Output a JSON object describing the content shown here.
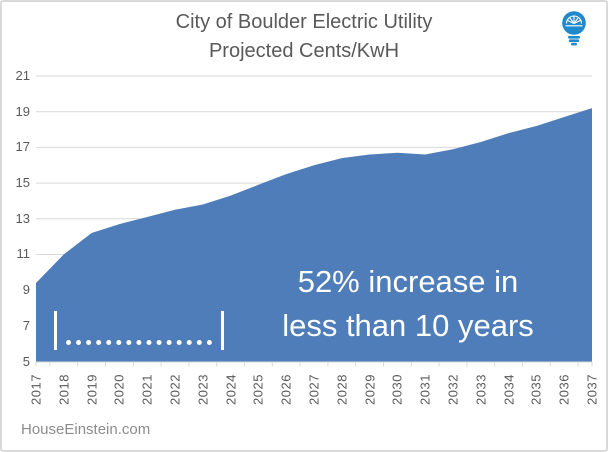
{
  "watermark": "HouseEinstein.com",
  "icons": {
    "top_right": "lightbulb-icon"
  },
  "colors": {
    "area_fill": "#4e7dba",
    "grid": "#d9d9d9",
    "axis_text": "#595959",
    "title_text": "#595959",
    "annotation_text": "#ffffff",
    "bulb_blue": "#1f89cc",
    "frame_border": "#d9d9d9",
    "watermark_text": "#8c8c8c"
  },
  "chart_data": {
    "type": "area",
    "title_line1": "City of Boulder Electric Utility",
    "title_line2": "Projected Cents/KwH",
    "x": [
      2017,
      2018,
      2019,
      2020,
      2021,
      2022,
      2023,
      2024,
      2025,
      2026,
      2027,
      2028,
      2029,
      2030,
      2031,
      2032,
      2033,
      2034,
      2035,
      2036,
      2037
    ],
    "values": [
      9.4,
      11.0,
      12.2,
      12.7,
      13.1,
      13.5,
      13.8,
      14.3,
      14.9,
      15.5,
      16.0,
      16.4,
      16.6,
      16.7,
      16.6,
      16.9,
      17.3,
      17.8,
      18.2,
      18.7,
      19.2
    ],
    "ylim": [
      5,
      21
    ],
    "yticks": [
      5,
      7,
      9,
      11,
      13,
      15,
      17,
      19,
      21
    ],
    "xlabel": "",
    "ylabel": "",
    "grid": "horizontal",
    "legend": "none",
    "annotation": {
      "line1": "52% increase in",
      "line2": "less than 10 years"
    },
    "bracket_text": "|...............|"
  }
}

————

= YOUR TASK =
Each record above should be copied character for character, with pictures dropped.

= EXERCISE SOLUTION =
Output a JSON object describing the content shown here.
{
  "watermark": "HouseEinstein.com",
  "icons": {
    "top_right": "lightbulb-icon"
  },
  "colors": {
    "area_fill": "#4e7dba",
    "grid": "#d9d9d9",
    "axis_text": "#595959",
    "title_text": "#595959",
    "annotation_text": "#ffffff",
    "bulb_blue": "#1f89cc",
    "frame_border": "#d9d9d9",
    "watermark_text": "#8c8c8c"
  },
  "chart_data": {
    "type": "area",
    "title_line1": "City of Boulder Electric Utility",
    "title_line2": "Projected Cents/KwH",
    "x": [
      2017,
      2018,
      2019,
      2020,
      2021,
      2022,
      2023,
      2024,
      2025,
      2026,
      2027,
      2028,
      2029,
      2030,
      2031,
      2032,
      2033,
      2034,
      2035,
      2036,
      2037
    ],
    "values": [
      9.4,
      11.0,
      12.2,
      12.7,
      13.1,
      13.5,
      13.8,
      14.3,
      14.9,
      15.5,
      16.0,
      16.4,
      16.6,
      16.7,
      16.6,
      16.9,
      17.3,
      17.8,
      18.2,
      18.7,
      19.2
    ],
    "ylim": [
      5,
      21
    ],
    "yticks": [
      5,
      7,
      9,
      11,
      13,
      15,
      17,
      19,
      21
    ],
    "xlabel": "",
    "ylabel": "",
    "grid": "horizontal",
    "legend": "none",
    "annotation": {
      "line1": "52% increase in",
      "line2": "less than 10 years"
    },
    "bracket_text": "|...............|"
  }
}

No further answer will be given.